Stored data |
[start]

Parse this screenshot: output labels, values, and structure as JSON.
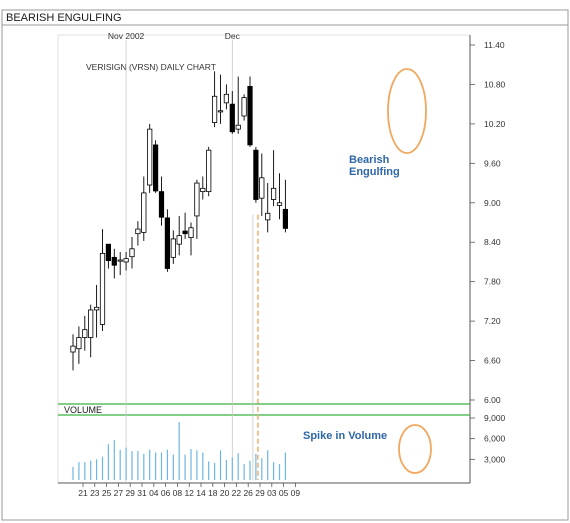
{
  "header": {
    "title": "BEARISH ENGULFING"
  },
  "chart_data": {
    "type": "candlestick",
    "title": "VERISIGN (VRSN) DAILY CHART",
    "month_labels": [
      {
        "label": "Nov 2002",
        "at_index": 9
      },
      {
        "label": "Dec",
        "at_index": 27
      }
    ],
    "x_tick_labels": [
      "21",
      "23",
      "25",
      "27",
      "29",
      "31",
      "04",
      "06",
      "08",
      "12",
      "14",
      "18",
      "20",
      "22",
      "26",
      "29",
      "03",
      "05",
      "09"
    ],
    "x_tick_at_index": [
      0,
      2,
      4,
      6,
      8,
      10,
      12,
      14,
      16,
      18,
      20,
      22,
      24,
      26,
      28,
      30,
      32,
      34,
      36
    ],
    "price_axis": {
      "ticks": [
        "11.40",
        "10.80",
        "10.20",
        "9.60",
        "9.00",
        "8.40",
        "7.80",
        "7.20",
        "6.60",
        "6.00"
      ],
      "ylim": [
        6.0,
        11.4
      ]
    },
    "volume_axis": {
      "label": "VOLUME",
      "ticks": [
        "9,000",
        "6,000",
        "3,000"
      ],
      "ylim": [
        0,
        9000
      ]
    },
    "candles": [
      {
        "o": 6.73,
        "h": 7.0,
        "l": 6.45,
        "c": 6.82
      },
      {
        "o": 6.78,
        "h": 7.12,
        "l": 6.55,
        "c": 6.95
      },
      {
        "o": 6.95,
        "h": 7.28,
        "l": 6.75,
        "c": 7.07
      },
      {
        "o": 6.95,
        "h": 7.45,
        "l": 6.65,
        "c": 7.37
      },
      {
        "o": 7.37,
        "h": 7.75,
        "l": 6.95,
        "c": 7.41
      },
      {
        "o": 7.15,
        "h": 8.6,
        "l": 7.05,
        "c": 8.23
      },
      {
        "o": 8.37,
        "h": 8.37,
        "l": 8.0,
        "c": 8.12
      },
      {
        "o": 8.17,
        "h": 8.3,
        "l": 7.85,
        "c": 8.05
      },
      {
        "o": 8.12,
        "h": 8.25,
        "l": 7.9,
        "c": 8.13
      },
      {
        "o": 8.1,
        "h": 8.25,
        "l": 7.97,
        "c": 8.15
      },
      {
        "o": 8.18,
        "h": 8.48,
        "l": 8.0,
        "c": 8.3
      },
      {
        "o": 8.53,
        "h": 8.72,
        "l": 8.35,
        "c": 8.6
      },
      {
        "o": 8.55,
        "h": 9.4,
        "l": 8.42,
        "c": 9.15
      },
      {
        "o": 9.27,
        "h": 10.2,
        "l": 9.15,
        "c": 10.12
      },
      {
        "o": 9.88,
        "h": 9.95,
        "l": 9.15,
        "c": 9.18
      },
      {
        "o": 9.17,
        "h": 9.4,
        "l": 8.65,
        "c": 8.78
      },
      {
        "o": 8.77,
        "h": 8.9,
        "l": 7.95,
        "c": 8.0
      },
      {
        "o": 8.17,
        "h": 8.58,
        "l": 8.07,
        "c": 8.45
      },
      {
        "o": 8.37,
        "h": 8.8,
        "l": 8.2,
        "c": 8.5
      },
      {
        "o": 8.57,
        "h": 8.85,
        "l": 8.45,
        "c": 8.53
      },
      {
        "o": 8.47,
        "h": 8.7,
        "l": 8.2,
        "c": 8.62
      },
      {
        "o": 8.8,
        "h": 9.35,
        "l": 8.45,
        "c": 9.3
      },
      {
        "o": 9.17,
        "h": 9.4,
        "l": 9.05,
        "c": 9.22
      },
      {
        "o": 9.17,
        "h": 9.85,
        "l": 9.1,
        "c": 9.8
      },
      {
        "o": 10.22,
        "h": 11.0,
        "l": 10.15,
        "c": 10.62
      },
      {
        "o": 10.4,
        "h": 10.95,
        "l": 10.2,
        "c": 10.4
      },
      {
        "o": 10.52,
        "h": 10.8,
        "l": 10.42,
        "c": 10.65
      },
      {
        "o": 10.5,
        "h": 10.7,
        "l": 10.05,
        "c": 10.08
      },
      {
        "o": 10.12,
        "h": 10.92,
        "l": 10.05,
        "c": 10.18
      },
      {
        "o": 10.32,
        "h": 10.65,
        "l": 10.25,
        "c": 10.6
      },
      {
        "o": 10.77,
        "h": 10.92,
        "l": 9.85,
        "c": 9.88
      },
      {
        "o": 9.8,
        "h": 9.85,
        "l": 9.0,
        "c": 9.05
      },
      {
        "o": 9.07,
        "h": 9.75,
        "l": 8.8,
        "c": 9.38
      },
      {
        "o": 8.74,
        "h": 9.3,
        "l": 8.55,
        "c": 8.84
      },
      {
        "o": 9.05,
        "h": 9.8,
        "l": 8.95,
        "c": 9.22
      },
      {
        "o": 8.96,
        "h": 9.45,
        "l": 8.75,
        "c": 9.0
      },
      {
        "o": 8.9,
        "h": 9.35,
        "l": 8.55,
        "c": 8.61
      }
    ],
    "volumes": [
      1900,
      2600,
      2600,
      2800,
      3000,
      3400,
      5200,
      5800,
      4400,
      4700,
      4200,
      4200,
      3800,
      4400,
      4000,
      4000,
      4400,
      3700,
      8400,
      3700,
      4500,
      4300,
      4000,
      2700,
      2500,
      4300,
      2900,
      3300,
      3900,
      2300,
      2800,
      3800,
      3200,
      4300,
      2600,
      2300,
      4000
    ],
    "annotations": [
      {
        "text": "Bearish",
        "text2": "Engulfing"
      },
      {
        "text": "Spike in Volume"
      }
    ],
    "grid": false,
    "colors": {
      "up_fill": "#ffffff",
      "down_fill": "#000000",
      "volume_bar": "#6bb7e6",
      "highlight": "#f0a860",
      "annotation_text": "#2f66a6",
      "volume_band": "#3cb043",
      "month_line": "#c8c8c8"
    }
  }
}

[end]

Goal |
Drop the pictures and reproduce the rest of the entries above exactly.

Result of this exercise |
Parse this screenshot: output labels, values, and structure as JSON.
{
  "header": {
    "title": "BEARISH ENGULFING"
  },
  "chart_data": {
    "type": "candlestick",
    "title": "VERISIGN (VRSN) DAILY CHART",
    "month_labels": [
      {
        "label": "Nov 2002",
        "at_index": 9
      },
      {
        "label": "Dec",
        "at_index": 27
      }
    ],
    "x_tick_labels": [
      "21",
      "23",
      "25",
      "27",
      "29",
      "31",
      "04",
      "06",
      "08",
      "12",
      "14",
      "18",
      "20",
      "22",
      "26",
      "29",
      "03",
      "05",
      "09"
    ],
    "x_tick_at_index": [
      0,
      2,
      4,
      6,
      8,
      10,
      12,
      14,
      16,
      18,
      20,
      22,
      24,
      26,
      28,
      30,
      32,
      34,
      36
    ],
    "price_axis": {
      "ticks": [
        "11.40",
        "10.80",
        "10.20",
        "9.60",
        "9.00",
        "8.40",
        "7.80",
        "7.20",
        "6.60",
        "6.00"
      ],
      "ylim": [
        6.0,
        11.4
      ]
    },
    "volume_axis": {
      "label": "VOLUME",
      "ticks": [
        "9,000",
        "6,000",
        "3,000"
      ],
      "ylim": [
        0,
        9000
      ]
    },
    "candles": [
      {
        "o": 6.73,
        "h": 7.0,
        "l": 6.45,
        "c": 6.82
      },
      {
        "o": 6.78,
        "h": 7.12,
        "l": 6.55,
        "c": 6.95
      },
      {
        "o": 6.95,
        "h": 7.28,
        "l": 6.75,
        "c": 7.07
      },
      {
        "o": 6.95,
        "h": 7.45,
        "l": 6.65,
        "c": 7.37
      },
      {
        "o": 7.37,
        "h": 7.75,
        "l": 6.95,
        "c": 7.41
      },
      {
        "o": 7.15,
        "h": 8.6,
        "l": 7.05,
        "c": 8.23
      },
      {
        "o": 8.37,
        "h": 8.37,
        "l": 8.0,
        "c": 8.12
      },
      {
        "o": 8.17,
        "h": 8.3,
        "l": 7.85,
        "c": 8.05
      },
      {
        "o": 8.12,
        "h": 8.25,
        "l": 7.9,
        "c": 8.13
      },
      {
        "o": 8.1,
        "h": 8.25,
        "l": 7.97,
        "c": 8.15
      },
      {
        "o": 8.18,
        "h": 8.48,
        "l": 8.0,
        "c": 8.3
      },
      {
        "o": 8.53,
        "h": 8.72,
        "l": 8.35,
        "c": 8.6
      },
      {
        "o": 8.55,
        "h": 9.4,
        "l": 8.42,
        "c": 9.15
      },
      {
        "o": 9.27,
        "h": 10.2,
        "l": 9.15,
        "c": 10.12
      },
      {
        "o": 9.88,
        "h": 9.95,
        "l": 9.15,
        "c": 9.18
      },
      {
        "o": 9.17,
        "h": 9.4,
        "l": 8.65,
        "c": 8.78
      },
      {
        "o": 8.77,
        "h": 8.9,
        "l": 7.95,
        "c": 8.0
      },
      {
        "o": 8.17,
        "h": 8.58,
        "l": 8.07,
        "c": 8.45
      },
      {
        "o": 8.37,
        "h": 8.8,
        "l": 8.2,
        "c": 8.5
      },
      {
        "o": 8.57,
        "h": 8.85,
        "l": 8.45,
        "c": 8.53
      },
      {
        "o": 8.47,
        "h": 8.7,
        "l": 8.2,
        "c": 8.62
      },
      {
        "o": 8.8,
        "h": 9.35,
        "l": 8.45,
        "c": 9.3
      },
      {
        "o": 9.17,
        "h": 9.4,
        "l": 9.05,
        "c": 9.22
      },
      {
        "o": 9.17,
        "h": 9.85,
        "l": 9.1,
        "c": 9.8
      },
      {
        "o": 10.22,
        "h": 11.0,
        "l": 10.15,
        "c": 10.62
      },
      {
        "o": 10.4,
        "h": 10.95,
        "l": 10.2,
        "c": 10.4
      },
      {
        "o": 10.52,
        "h": 10.8,
        "l": 10.42,
        "c": 10.65
      },
      {
        "o": 10.5,
        "h": 10.7,
        "l": 10.05,
        "c": 10.08
      },
      {
        "o": 10.12,
        "h": 10.92,
        "l": 10.05,
        "c": 10.18
      },
      {
        "o": 10.32,
        "h": 10.65,
        "l": 10.25,
        "c": 10.6
      },
      {
        "o": 10.77,
        "h": 10.92,
        "l": 9.85,
        "c": 9.88
      },
      {
        "o": 9.8,
        "h": 9.85,
        "l": 9.0,
        "c": 9.05
      },
      {
        "o": 9.07,
        "h": 9.75,
        "l": 8.8,
        "c": 9.38
      },
      {
        "o": 8.74,
        "h": 9.3,
        "l": 8.55,
        "c": 8.84
      },
      {
        "o": 9.05,
        "h": 9.8,
        "l": 8.95,
        "c": 9.22
      },
      {
        "o": 8.96,
        "h": 9.45,
        "l": 8.75,
        "c": 9.0
      },
      {
        "o": 8.9,
        "h": 9.35,
        "l": 8.55,
        "c": 8.61
      }
    ],
    "volumes": [
      1900,
      2600,
      2600,
      2800,
      3000,
      3400,
      5200,
      5800,
      4400,
      4700,
      4200,
      4200,
      3800,
      4400,
      4000,
      4000,
      4400,
      3700,
      8400,
      3700,
      4500,
      4300,
      4000,
      2700,
      2500,
      4300,
      2900,
      3300,
      3900,
      2300,
      2800,
      3800,
      3200,
      4300,
      2600,
      2300,
      4000
    ],
    "annotations": [
      {
        "text": "Bearish",
        "text2": "Engulfing"
      },
      {
        "text": "Spike in Volume"
      }
    ],
    "grid": false,
    "colors": {
      "up_fill": "#ffffff",
      "down_fill": "#000000",
      "volume_bar": "#6bb7e6",
      "highlight": "#f0a860",
      "annotation_text": "#2f66a6",
      "volume_band": "#3cb043",
      "month_line": "#c8c8c8"
    }
  }
}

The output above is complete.